• [DATASET CONTENT]
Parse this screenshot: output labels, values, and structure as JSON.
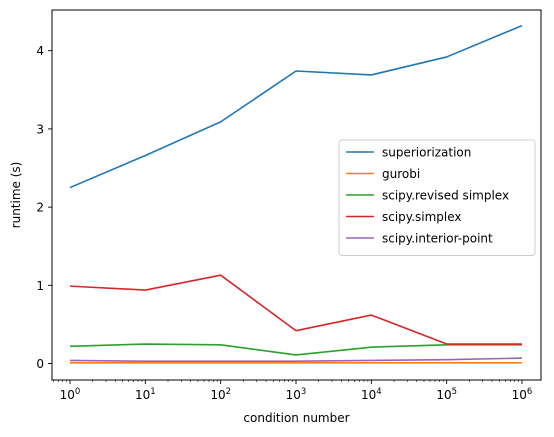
{
  "chart_data": {
    "type": "line",
    "title": "",
    "xlabel": "condition number",
    "ylabel": "runtime (s)",
    "x_scale": "log",
    "x": [
      1,
      10,
      100,
      1000,
      10000,
      100000,
      1000000
    ],
    "x_tick_labels": [
      {
        "base": "10",
        "exp": "0"
      },
      {
        "base": "10",
        "exp": "1"
      },
      {
        "base": "10",
        "exp": "2"
      },
      {
        "base": "10",
        "exp": "3"
      },
      {
        "base": "10",
        "exp": "4"
      },
      {
        "base": "10",
        "exp": "5"
      },
      {
        "base": "10",
        "exp": "6"
      }
    ],
    "y_ticks": [
      0,
      1,
      2,
      3,
      4
    ],
    "y_tick_labels": [
      "0",
      "1",
      "2",
      "3",
      "4"
    ],
    "ylim": [
      -0.21,
      4.52
    ],
    "grid": false,
    "legend_position": "center-right",
    "series": [
      {
        "name": "superiorization",
        "color": "#1f77b4",
        "values": [
          2.25,
          2.66,
          3.09,
          3.74,
          3.69,
          3.92,
          4.32
        ]
      },
      {
        "name": "gurobi",
        "color": "#ff7f0e",
        "values": [
          0.01,
          0.01,
          0.01,
          0.01,
          0.01,
          0.01,
          0.01
        ]
      },
      {
        "name": "scipy.revised simplex",
        "color": "#2ca02c",
        "values": [
          0.22,
          0.25,
          0.24,
          0.11,
          0.21,
          0.24,
          0.24
        ]
      },
      {
        "name": "scipy.simplex",
        "color": "#d62728",
        "values": [
          0.99,
          0.94,
          1.13,
          0.42,
          0.62,
          0.25,
          0.25
        ]
      },
      {
        "name": "scipy.interior-point",
        "color": "#9467bd",
        "values": [
          0.04,
          0.03,
          0.03,
          0.03,
          0.04,
          0.05,
          0.07
        ]
      }
    ]
  }
}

• [WHAT IS ASKED] Set down the records in full and exactly. Do not carry over any image.

• [COMPLETE ANSWER]
Parse this screenshot: output labels, values, and structure as JSON.
{
  "chart_data": {
    "type": "line",
    "title": "",
    "xlabel": "condition number",
    "ylabel": "runtime (s)",
    "x_scale": "log",
    "x": [
      1,
      10,
      100,
      1000,
      10000,
      100000,
      1000000
    ],
    "x_tick_labels": [
      {
        "base": "10",
        "exp": "0"
      },
      {
        "base": "10",
        "exp": "1"
      },
      {
        "base": "10",
        "exp": "2"
      },
      {
        "base": "10",
        "exp": "3"
      },
      {
        "base": "10",
        "exp": "4"
      },
      {
        "base": "10",
        "exp": "5"
      },
      {
        "base": "10",
        "exp": "6"
      }
    ],
    "y_ticks": [
      0,
      1,
      2,
      3,
      4
    ],
    "y_tick_labels": [
      "0",
      "1",
      "2",
      "3",
      "4"
    ],
    "ylim": [
      -0.21,
      4.52
    ],
    "grid": false,
    "legend_position": "center-right",
    "series": [
      {
        "name": "superiorization",
        "color": "#1f77b4",
        "values": [
          2.25,
          2.66,
          3.09,
          3.74,
          3.69,
          3.92,
          4.32
        ]
      },
      {
        "name": "gurobi",
        "color": "#ff7f0e",
        "values": [
          0.01,
          0.01,
          0.01,
          0.01,
          0.01,
          0.01,
          0.01
        ]
      },
      {
        "name": "scipy.revised simplex",
        "color": "#2ca02c",
        "values": [
          0.22,
          0.25,
          0.24,
          0.11,
          0.21,
          0.24,
          0.24
        ]
      },
      {
        "name": "scipy.simplex",
        "color": "#d62728",
        "values": [
          0.99,
          0.94,
          1.13,
          0.42,
          0.62,
          0.25,
          0.25
        ]
      },
      {
        "name": "scipy.interior-point",
        "color": "#9467bd",
        "values": [
          0.04,
          0.03,
          0.03,
          0.03,
          0.04,
          0.05,
          0.07
        ]
      }
    ]
  }
}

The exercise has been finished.